● **What you need to do**
Extract every line below that contains the word "number".

::: Supplied information :::

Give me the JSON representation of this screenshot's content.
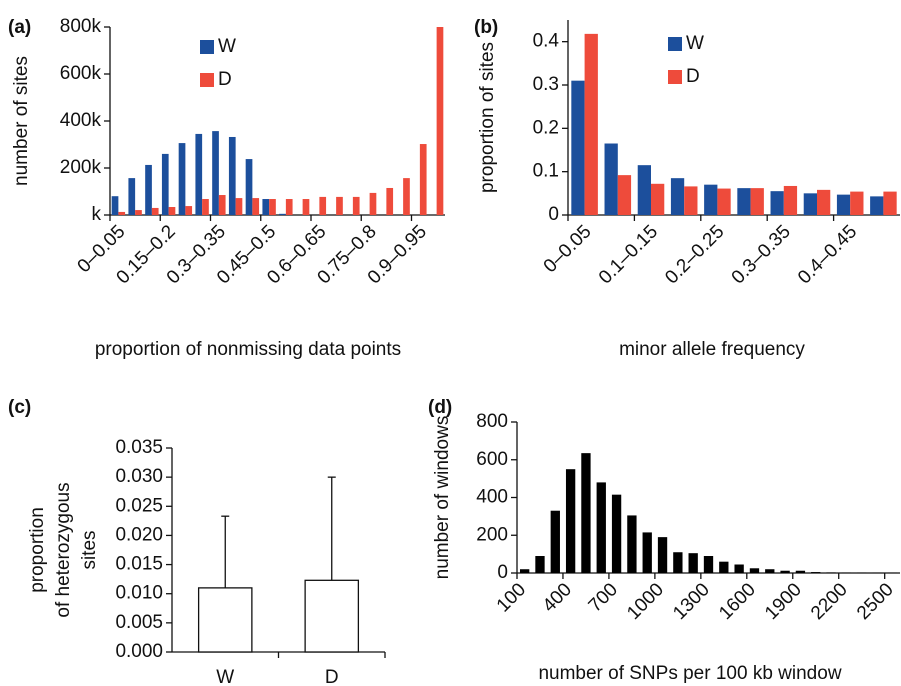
{
  "chart_data": [
    {
      "type": "bar",
      "panel": "(a)",
      "x_label": "proportion of nonmissing data points",
      "y_label": "number of sites",
      "categories": [
        "0–0.05",
        null,
        null,
        "0.15–0.2",
        null,
        null,
        "0.3–0.35",
        null,
        null,
        "0.45–0.5",
        null,
        null,
        "0.6–0.65",
        null,
        null,
        "0.75–0.8",
        null,
        null,
        "0.9–0.95",
        null
      ],
      "series": [
        {
          "name": "W",
          "color": "#1c4f9c",
          "values": [
            80000,
            157000,
            213000,
            260000,
            306000,
            345000,
            357000,
            332000,
            238000,
            68000,
            5000,
            0,
            0,
            0,
            0,
            0,
            0,
            0,
            0,
            0
          ]
        },
        {
          "name": "D",
          "color": "#ee4b3b",
          "values": [
            13000,
            21000,
            30000,
            34000,
            38000,
            68000,
            85000,
            72000,
            72000,
            68000,
            68000,
            68000,
            77000,
            77000,
            77000,
            94000,
            115000,
            157000,
            302000,
            800000
          ]
        }
      ],
      "ylim": [
        0,
        800000
      ],
      "yticks": [
        {
          "value": 0,
          "label": "k"
        },
        {
          "value": 200000,
          "label": "200k"
        },
        {
          "value": 400000,
          "label": "400k"
        },
        {
          "value": 600000,
          "label": "600k"
        },
        {
          "value": 800000,
          "label": "800k"
        }
      ]
    },
    {
      "type": "bar",
      "panel": "(b)",
      "x_label": "minor allele frequency",
      "y_label": "proportion of sites",
      "categories": [
        "0–0.05",
        null,
        "0.1–0.15",
        null,
        "0.2–0.25",
        null,
        "0.3–0.35",
        null,
        "0.4–0.45",
        null
      ],
      "series": [
        {
          "name": "W",
          "color": "#1c4f9c",
          "values": [
            0.31,
            0.165,
            0.115,
            0.085,
            0.07,
            0.062,
            0.055,
            0.05,
            0.047,
            0.043
          ]
        },
        {
          "name": "D",
          "color": "#ee4b3b",
          "values": [
            0.418,
            0.092,
            0.072,
            0.066,
            0.061,
            0.062,
            0.067,
            0.058,
            0.054,
            0.054
          ]
        }
      ],
      "ylim": [
        0,
        0.45
      ],
      "yticks": [
        0,
        0.1,
        0.2,
        0.3,
        0.4
      ]
    },
    {
      "type": "errorbar",
      "panel": "(c)",
      "y_label": [
        "proportion",
        "of heterozygous",
        "sites"
      ],
      "categories": [
        "W",
        "D"
      ],
      "values": [
        0.011,
        0.0123
      ],
      "errors": [
        0.0123,
        0.0177
      ],
      "color": "#ffffff",
      "ylim": [
        0,
        0.035
      ],
      "yticks": [
        {
          "value": 0,
          "label": "0.000"
        },
        {
          "value": 0.005,
          "label": "0.005"
        },
        {
          "value": 0.01,
          "label": "0.010"
        },
        {
          "value": 0.015,
          "label": "0.015"
        },
        {
          "value": 0.02,
          "label": "0.020"
        },
        {
          "value": 0.025,
          "label": "0.025"
        },
        {
          "value": 0.03,
          "label": "0.030"
        },
        {
          "value": 0.035,
          "label": "0.035"
        }
      ]
    },
    {
      "type": "histogram",
      "panel": "(d)",
      "x_label": "number of SNPs per 100 kb window",
      "y_label": "number of windows",
      "bins": [
        100,
        200,
        300,
        400,
        500,
        600,
        700,
        800,
        900,
        1000,
        1100,
        1200,
        1300,
        1400,
        1500,
        1600,
        1700,
        1800,
        1900,
        2000,
        2100,
        2200,
        2300,
        2400,
        2500,
        2600
      ],
      "values": [
        20,
        90,
        330,
        550,
        635,
        480,
        415,
        305,
        215,
        190,
        110,
        105,
        90,
        60,
        45,
        25,
        20,
        12,
        12,
        5,
        3,
        2,
        2,
        1,
        1
      ],
      "color": "#000000",
      "xlim": [
        100,
        2600
      ],
      "xticks": [
        100,
        400,
        700,
        1000,
        1300,
        1600,
        1900,
        2200,
        2500
      ],
      "ylim": [
        0,
        800
      ],
      "yticks": [
        0,
        200,
        400,
        600,
        800
      ]
    }
  ]
}
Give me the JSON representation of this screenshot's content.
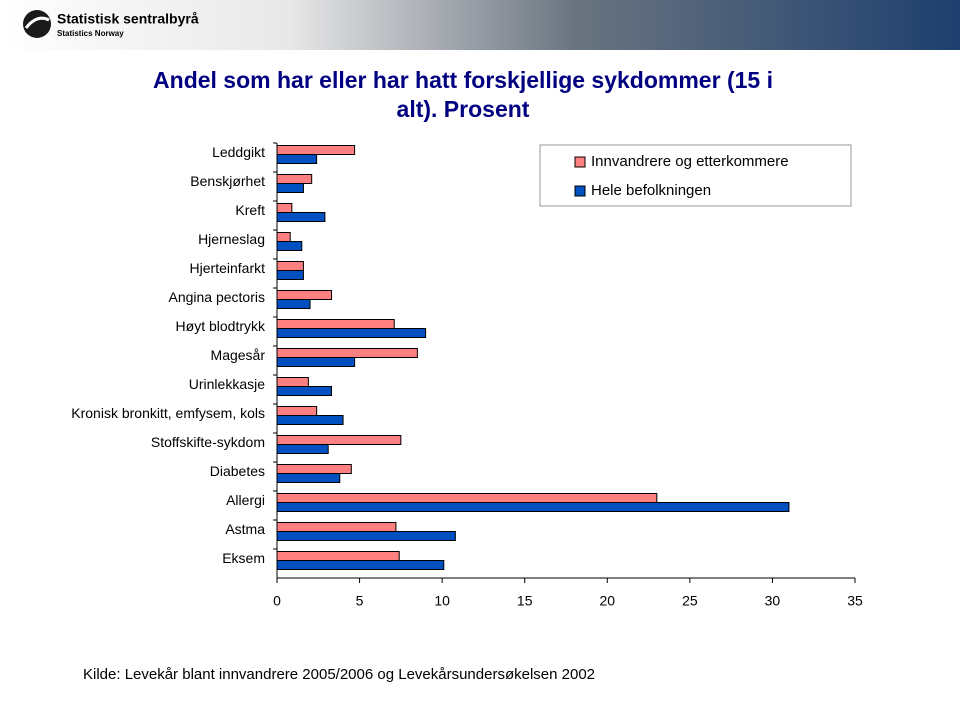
{
  "header": {
    "name": "Statistisk sentralbyrå",
    "sub": "Statistics Norway"
  },
  "chart_data": {
    "type": "hbar",
    "title": "Andel som har eller har hatt forskjellige sykdommer (15 i alt). Prosent",
    "categories": [
      "Leddgikt",
      "Benskjørhet",
      "Kreft",
      "Hjerneslag",
      "Hjerteinfarkt",
      "Angina pectoris",
      "Høyt blodtrykk",
      "Magesår",
      "Urinlekkasje",
      "Kronisk bronkitt, emfysem, kols",
      "Stoffskifte-sykdom",
      "Diabetes",
      "Allergi",
      "Astma",
      "Eksem"
    ],
    "series": [
      {
        "name": "Innvandrere og etterkommere",
        "color": "#ff8080",
        "values": [
          4.7,
          2.1,
          0.9,
          0.8,
          1.6,
          3.3,
          7.1,
          8.5,
          1.9,
          2.4,
          7.5,
          4.5,
          23.0,
          7.2,
          7.4
        ]
      },
      {
        "name": "Hele befolkningen",
        "color": "#0050c0",
        "values": [
          2.4,
          1.6,
          2.9,
          1.5,
          1.6,
          2.0,
          9.0,
          4.7,
          3.3,
          4.0,
          3.1,
          3.8,
          31.0,
          10.8,
          10.1
        ]
      }
    ],
    "xlim": [
      0,
      35
    ],
    "xticks": [
      0,
      5,
      10,
      15,
      20,
      25,
      30,
      35
    ],
    "legend": "top-right",
    "source": "Kilde: Levekår blant innvandrere 2005/2006 og Levekårsundersøkelsen 2002"
  }
}
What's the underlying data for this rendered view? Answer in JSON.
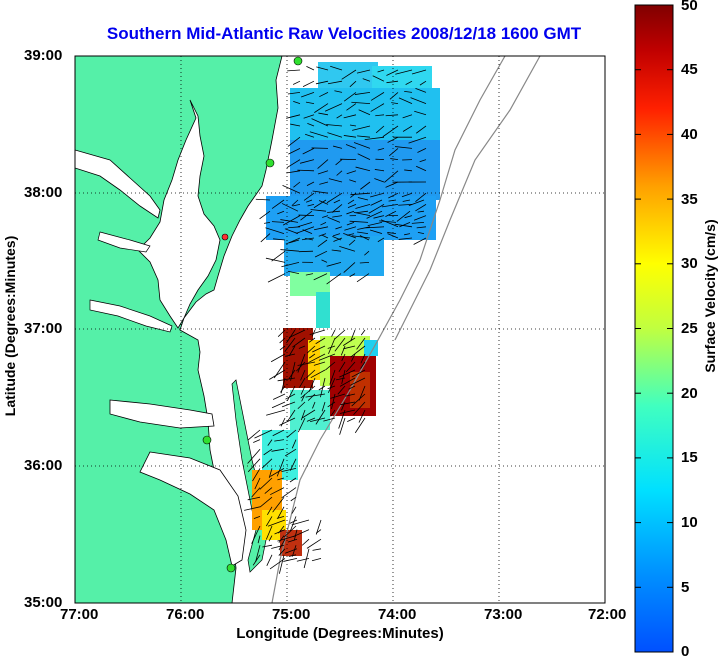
{
  "title": "Southern Mid-Atlantic Raw Velocities 2008/12/18 1600 GMT",
  "map": {
    "x_axis_label": "Longitude (Degrees:Minutes)",
    "y_axis_label": "Latitude (Degrees:Minutes)",
    "x_ticks": [
      "77:00",
      "76:00",
      "75:00",
      "74:00",
      "73:00",
      "72:00"
    ],
    "y_ticks": [
      "39:00",
      "38:00",
      "37:00",
      "36:00",
      "35:00"
    ],
    "lon_range": [
      -77,
      -72
    ],
    "lat_range": [
      35,
      39
    ],
    "land_color": "#55f0a8",
    "water_color": "#ffffff",
    "grid": "dotted"
  },
  "colorbar": {
    "label": "Surface Velocity (cm/s)",
    "min": 0,
    "max": 50,
    "ticks": [
      "0",
      "5",
      "10",
      "15",
      "20",
      "25",
      "30",
      "35",
      "40",
      "45",
      "50"
    ],
    "colormap": "jet"
  }
}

:::

● **The result**
      "y_label": "number of sites",
      "x_label": "number of SNPs per 100 kb window",
      "y_label": "number of windows",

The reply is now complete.